(Records from a dataset)
^^^^^^^^
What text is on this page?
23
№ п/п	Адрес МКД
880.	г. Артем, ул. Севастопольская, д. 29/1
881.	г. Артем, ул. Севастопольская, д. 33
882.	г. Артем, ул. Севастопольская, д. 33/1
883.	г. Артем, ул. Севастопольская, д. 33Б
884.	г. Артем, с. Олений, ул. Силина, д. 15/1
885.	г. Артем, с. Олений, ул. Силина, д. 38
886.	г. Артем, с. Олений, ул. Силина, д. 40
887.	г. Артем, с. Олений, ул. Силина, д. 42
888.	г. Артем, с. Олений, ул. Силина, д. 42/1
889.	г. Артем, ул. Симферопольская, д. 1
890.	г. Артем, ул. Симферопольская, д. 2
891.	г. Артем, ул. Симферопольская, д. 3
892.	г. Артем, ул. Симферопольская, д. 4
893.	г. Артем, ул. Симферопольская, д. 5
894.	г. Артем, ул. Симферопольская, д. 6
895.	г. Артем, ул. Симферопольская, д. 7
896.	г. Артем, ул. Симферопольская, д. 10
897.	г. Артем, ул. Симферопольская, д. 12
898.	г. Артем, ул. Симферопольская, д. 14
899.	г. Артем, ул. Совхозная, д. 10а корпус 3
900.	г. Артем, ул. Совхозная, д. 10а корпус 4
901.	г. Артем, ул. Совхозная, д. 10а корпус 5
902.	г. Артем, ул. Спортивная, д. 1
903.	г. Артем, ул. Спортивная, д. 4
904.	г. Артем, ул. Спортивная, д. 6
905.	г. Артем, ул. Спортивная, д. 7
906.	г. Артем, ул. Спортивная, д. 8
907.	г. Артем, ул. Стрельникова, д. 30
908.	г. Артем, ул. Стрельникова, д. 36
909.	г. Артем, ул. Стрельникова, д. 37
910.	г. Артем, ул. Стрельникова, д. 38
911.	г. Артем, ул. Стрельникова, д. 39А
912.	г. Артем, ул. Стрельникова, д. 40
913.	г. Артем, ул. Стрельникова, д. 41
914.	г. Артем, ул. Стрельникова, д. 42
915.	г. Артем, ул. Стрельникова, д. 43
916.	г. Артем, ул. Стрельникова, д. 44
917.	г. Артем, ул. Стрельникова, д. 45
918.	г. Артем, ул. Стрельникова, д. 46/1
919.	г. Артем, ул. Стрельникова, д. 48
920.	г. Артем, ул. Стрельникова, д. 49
^^^^^^^^
→ WORK TO COMPLETE: Your task is to output the full set of records exactly as presented.

→ RESPONSE BELOW:
What text is on this page?
23
№ п/п	Адрес МКД
880.	г. Артем, ул. Севастопольская, д. 29/1
881.	г. Артем, ул. Севастопольская, д. 33
882.	г. Артем, ул. Севастопольская, д. 33/1
883.	г. Артем, ул. Севастопольская, д. 33Б
884.	г. Артем, с. Олений, ул. Силина, д. 15/1
885.	г. Артем, с. Олений, ул. Силина, д. 38
886.	г. Артем, с. Олений, ул. Силина, д. 40
887.	г. Артем, с. Олений, ул. Силина, д. 42
888.	г. Артем, с. Олений, ул. Силина, д. 42/1
889.	г. Артем, ул. Симферопольская, д. 1
890.	г. Артем, ул. Симферопольская, д. 2
891.	г. Артем, ул. Симферопольская, д. 3
892.	г. Артем, ул. Симферопольская, д. 4
893.	г. Артем, ул. Симферопольская, д. 5
894.	г. Артем, ул. Симферопольская, д. 6
895.	г. Артем, ул. Симферопольская, д. 7
896.	г. Артем, ул. Симферопольская, д. 10
897.	г. Артем, ул. Симферопольская, д. 12
898.	г. Артем, ул. Симферопольская, д. 14
899.	г. Артем, ул. Совхозная, д. 10а корпус 3
900.	г. Артем, ул. Совхозная, д. 10а корпус 4
901.	г. Артем, ул. Совхозная, д. 10а корпус 5
902.	г. Артем, ул. Спортивная, д. 1
903.	г. Артем, ул. Спортивная, д. 4
904.	г. Артем, ул. Спортивная, д. 6
905.	г. Артем, ул. Спортивная, д. 7
906.	г. Артем, ул. Спортивная, д. 8
907.	г. Артем, ул. Стрельникова, д. 30
908.	г. Артем, ул. Стрельникова, д. 36
909.	г. Артем, ул. Стрельникова, д. 37
910.	г. Артем, ул. Стрельникова, д. 38
911.	г. Артем, ул. Стрельникова, д. 39А
912.	г. Артем, ул. Стрельникова, д. 40
913.	г. Артем, ул. Стрельникова, д. 41
914.	г. Артем, ул. Стрельникова, д. 42
915.	г. Артем, ул. Стрельникова, д. 43
916.	г. Артем, ул. Стрельникова, д. 44
917.	г. Артем, ул. Стрельникова, д. 45
918.	г. Артем, ул. Стрельникова, д. 46/1
919.	г. Артем, ул. Стрельникова, д. 48
920.	г. Артем, ул. Стрельникова, д. 49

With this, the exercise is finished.